» **Exercise directions**: From the entries that follow, gather each line holding the word "Salto".
··· Information shown
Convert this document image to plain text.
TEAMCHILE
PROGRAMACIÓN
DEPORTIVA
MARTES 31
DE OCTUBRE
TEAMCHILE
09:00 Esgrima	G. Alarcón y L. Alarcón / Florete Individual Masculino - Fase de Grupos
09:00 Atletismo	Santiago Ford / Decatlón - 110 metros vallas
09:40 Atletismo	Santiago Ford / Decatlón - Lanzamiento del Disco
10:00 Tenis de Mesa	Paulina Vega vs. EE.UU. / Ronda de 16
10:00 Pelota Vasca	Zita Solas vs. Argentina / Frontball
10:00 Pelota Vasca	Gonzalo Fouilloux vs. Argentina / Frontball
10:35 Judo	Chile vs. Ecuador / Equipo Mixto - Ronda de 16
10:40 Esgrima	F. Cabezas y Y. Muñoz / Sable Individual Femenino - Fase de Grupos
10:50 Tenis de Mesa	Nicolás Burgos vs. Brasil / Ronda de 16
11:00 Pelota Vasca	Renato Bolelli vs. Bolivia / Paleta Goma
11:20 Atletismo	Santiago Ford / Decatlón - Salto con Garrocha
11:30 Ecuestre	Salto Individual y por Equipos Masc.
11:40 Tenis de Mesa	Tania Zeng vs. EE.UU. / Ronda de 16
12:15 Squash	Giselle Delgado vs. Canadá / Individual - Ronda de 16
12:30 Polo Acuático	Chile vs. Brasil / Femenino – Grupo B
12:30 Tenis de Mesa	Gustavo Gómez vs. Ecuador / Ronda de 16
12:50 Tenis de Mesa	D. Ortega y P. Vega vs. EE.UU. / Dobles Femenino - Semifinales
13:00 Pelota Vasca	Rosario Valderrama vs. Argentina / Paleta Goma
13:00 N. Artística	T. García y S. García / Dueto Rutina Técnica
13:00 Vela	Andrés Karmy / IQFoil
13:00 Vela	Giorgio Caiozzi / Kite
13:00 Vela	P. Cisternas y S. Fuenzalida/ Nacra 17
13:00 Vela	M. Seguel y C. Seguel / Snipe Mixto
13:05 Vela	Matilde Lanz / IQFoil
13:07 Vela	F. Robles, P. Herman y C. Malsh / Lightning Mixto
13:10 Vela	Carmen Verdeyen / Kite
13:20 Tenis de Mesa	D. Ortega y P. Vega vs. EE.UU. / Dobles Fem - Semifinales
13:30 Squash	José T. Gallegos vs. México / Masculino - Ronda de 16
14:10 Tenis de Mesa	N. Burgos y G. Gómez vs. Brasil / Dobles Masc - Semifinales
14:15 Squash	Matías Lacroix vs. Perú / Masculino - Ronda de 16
······
» **Solution**:
11:20 Atletismo	Santiago Ford / Decatlón - Salto con Garrocha
11:30 Ecuestre	Salto Individual y por Equipos Masc.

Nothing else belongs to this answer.